╭─ EXERCISE INPUT
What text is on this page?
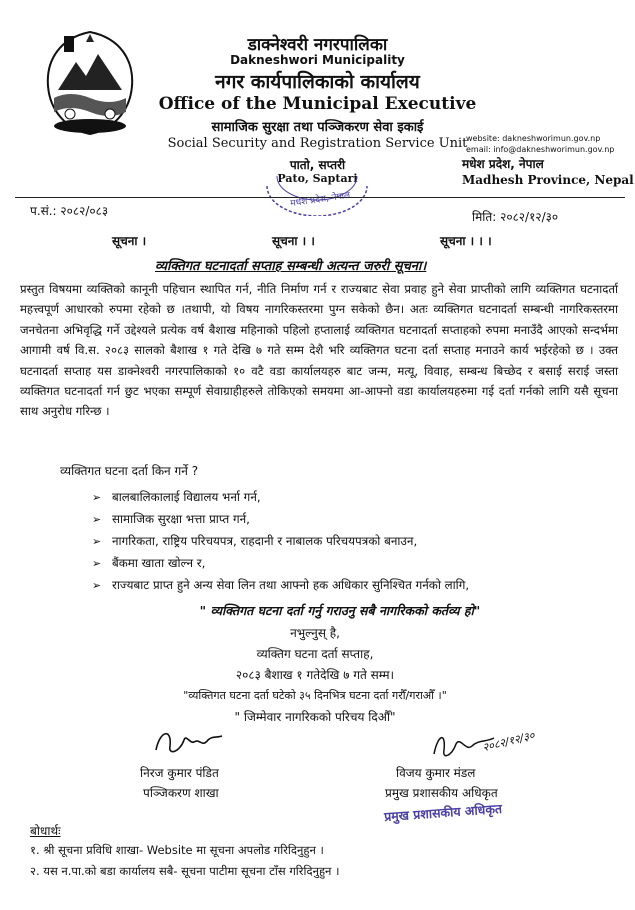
डाक्नेश्वरी नगरपालिका
Dakneshwori Municipality
नगर कार्यपालिकाको कार्यालय
Office of the Municipal Executive
सामाजिक सुरक्षा तथा पञ्जिकरण सेवा इकाई
Social Security and Registration Service Unit
पातो, सप्तरी
Pato, Saptari
website: dakneshworimun.gov.np
email: info@dakneshworimun.gov.np
मधेश प्रदेश, नेपाल
Madhesh Province, Nepal
मधेश प्रदेश, नेपाल
प.सं.: २०८२/०८३	मिति: २०८२/१२/३०
सूचना ।	सूचना । ।	सूचना । । ।
व्यक्तिगत घटनादर्ता सप्ताह सम्बन्धी अत्यन्त जरुरी सूचना।
प्रस्तुत विषयमा व्यक्तिको कानूनी पहिचान स्थापित गर्न, नीति निर्माण गर्न र राज्यबाट सेवा प्रवाह हुने सेवा प्राप्तीको लागि व्यक्तिगत घटनादर्ता महत्त्वपूर्ण आधारको रुपमा रहेको छ ।तथापी, यो विषय नागरिकस्तरमा पुग्न सकेको छैन। अतः व्यक्तिगत घटनादर्ता सम्बन्धी नागरिकस्तरमा जनचेतना अभिवृद्धि गर्ने उद्देश्यले प्रत्येक वर्ष बैशाख महिनाको पहिलो हप्तालाई व्यक्तिगत घटनादर्ता सप्ताहको रुपमा मनाउँदै आएको सन्दर्भमा आगामी वर्ष वि.स. २०८३ सालको बैशाख १ गते देखि ७ गते सम्म देशै भरि व्यक्तिगत घटना दर्ता सप्ताह मनाउने कार्य भईरहेको छ । उक्त घटनादर्ता सप्ताह यस डाक्नेश्वरी नगरपालिकाको १० वटै वडा कार्यालयहरु बाट जन्म, मत्यू, विवाह, सम्बन्ध बिच्छेद र बसाई सराई जस्ता व्यक्तिगत घटनादर्ता गर्न छुट भएका सम्पूर्ण सेवाग्राहीहरुले तोकिएको समयमा आ-आफ्नो वडा कार्यालयहरुमा गई दर्ता गर्नको लागि यसै सूचना साथ अनुरोध गरिन्छ ।
व्यक्तिगत घटना दर्ता किन गर्ने ?
➢ बालबालिकालाई विद्यालय भर्ना गर्न,
➢ सामाजिक सुरक्षा भत्ता प्राप्त गर्न,
➢ नागरिकता, राष्ट्रिय परिचयपत्र, राहदानी र नाबालक परिचयपत्रको बनाउन,
➢ बैंकमा खाता खोल्न र,
➢ राज्यबाट प्राप्त हुने अन्य सेवा लिन तथा आफ्नो हक अधिकार सुनिश्चित गर्नको लागि,
" व्यक्तिगत घटना दर्ता गर्नु गराउनु सबै नागरिकको कर्तव्य हो"
नभुल्नुस् है,
व्यक्तिग घटना दर्ता सप्ताह,
२०८३ बैशाख १ गतेदेखि ७ गते सम्म।
"व्यक्तिगत घटना दर्ता घटेको ३५ दिनभित्र घटना दर्ता गरौँ/गराऔँ ।"
" जिम्मेवार नागरिकको परिचय दिऔँ"
निरज कुमार पंडित
पञ्जिकरण शाखा
२०८२/१२/३०
विजय कुमार मंडल
प्रमुख प्रशासकीय अधिकृत
प्रमुख प्रशासकीय अधिकृत
बोधार्थः
१. श्री सूचना प्रविधि शाखा- Website मा सूचना अपलोड गरिदिनुहुन ।
२. यस न.पा.को बडा कार्यालय सबै- सूचना पाटीमा सूचना टाँस गरिदिनुहुन ।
╰─
● WRITTEN INSTRUCTION
Each line in the records above should be reproduced exactly; images are not copied.

● THE ANSWER
What text is on this page?
डाक्नेश्वरी नगरपालिका
Dakneshwori Municipality
नगर कार्यपालिकाको कार्यालय
Office of the Municipal Executive
सामाजिक सुरक्षा तथा पञ्जिकरण सेवा इकाई
Social Security and Registration Service Unit
पातो, सप्तरी
Pato, Saptari
website: dakneshworimun.gov.np
email: info@dakneshworimun.gov.np
मधेश प्रदेश, नेपाल
Madhesh Province, Nepal
मधेश प्रदेश, नेपाल
प.सं.: २०८२/०८३	मिति: २०८२/१२/३०
सूचना ।	सूचना । ।	सूचना । । ।
व्यक्तिगत घटनादर्ता सप्ताह सम्बन्धी अत्यन्त जरुरी सूचना।
प्रस्तुत विषयमा व्यक्तिको कानूनी पहिचान स्थापित गर्न, नीति निर्माण गर्न र राज्यबाट सेवा प्रवाह हुने सेवा प्राप्तीको लागि व्यक्तिगत घटनादर्ता महत्त्वपूर्ण आधारको रुपमा रहेको छ ।तथापी, यो विषय नागरिकस्तरमा पुग्न सकेको छैन। अतः व्यक्तिगत घटनादर्ता सम्बन्धी नागरिकस्तरमा जनचेतना अभिवृद्धि गर्ने उद्देश्यले प्रत्येक वर्ष बैशाख महिनाको पहिलो हप्तालाई व्यक्तिगत घटनादर्ता सप्ताहको रुपमा मनाउँदै आएको सन्दर्भमा आगामी वर्ष वि.स. २०८३ सालको बैशाख १ गते देखि ७ गते सम्म देशै भरि व्यक्तिगत घटना दर्ता सप्ताह मनाउने कार्य भईरहेको छ । उक्त घटनादर्ता सप्ताह यस डाक्नेश्वरी नगरपालिकाको १० वटै वडा कार्यालयहरु बाट जन्म, मत्यू, विवाह, सम्बन्ध बिच्छेद र बसाई सराई जस्ता व्यक्तिगत घटनादर्ता गर्न छुट भएका सम्पूर्ण सेवाग्राहीहरुले तोकिएको समयमा आ-आफ्नो वडा कार्यालयहरुमा गई दर्ता गर्नको लागि यसै सूचना साथ अनुरोध गरिन्छ ।
व्यक्तिगत घटना दर्ता किन गर्ने ?
➢ बालबालिकालाई विद्यालय भर्ना गर्न,
➢ सामाजिक सुरक्षा भत्ता प्राप्त गर्न,
➢ नागरिकता, राष्ट्रिय परिचयपत्र, राहदानी र नाबालक परिचयपत्रको बनाउन,
➢ बैंकमा खाता खोल्न र,
➢ राज्यबाट प्राप्त हुने अन्य सेवा लिन तथा आफ्नो हक अधिकार सुनिश्चित गर्नको लागि,
" व्यक्तिगत घटना दर्ता गर्नु गराउनु सबै नागरिकको कर्तव्य हो"
नभुल्नुस् है,
व्यक्तिग घटना दर्ता सप्ताह,
२०८३ बैशाख १ गतेदेखि ७ गते सम्म।
"व्यक्तिगत घटना दर्ता घटेको ३५ दिनभित्र घटना दर्ता गरौँ/गराऔँ ।"
" जिम्मेवार नागरिकको परिचय दिऔँ"
निरज कुमार पंडित
पञ्जिकरण शाखा
२०८२/१२/३०
विजय कुमार मंडल
प्रमुख प्रशासकीय अधिकृत
प्रमुख प्रशासकीय अधिकृत
बोधार्थः
१. श्री सूचना प्रविधि शाखा- Website मा सूचना अपलोड गरिदिनुहुन ।
२. यस न.पा.को बडा कार्यालय सबै- सूचना पाटीमा सूचना टाँस गरिदिनुहुन ।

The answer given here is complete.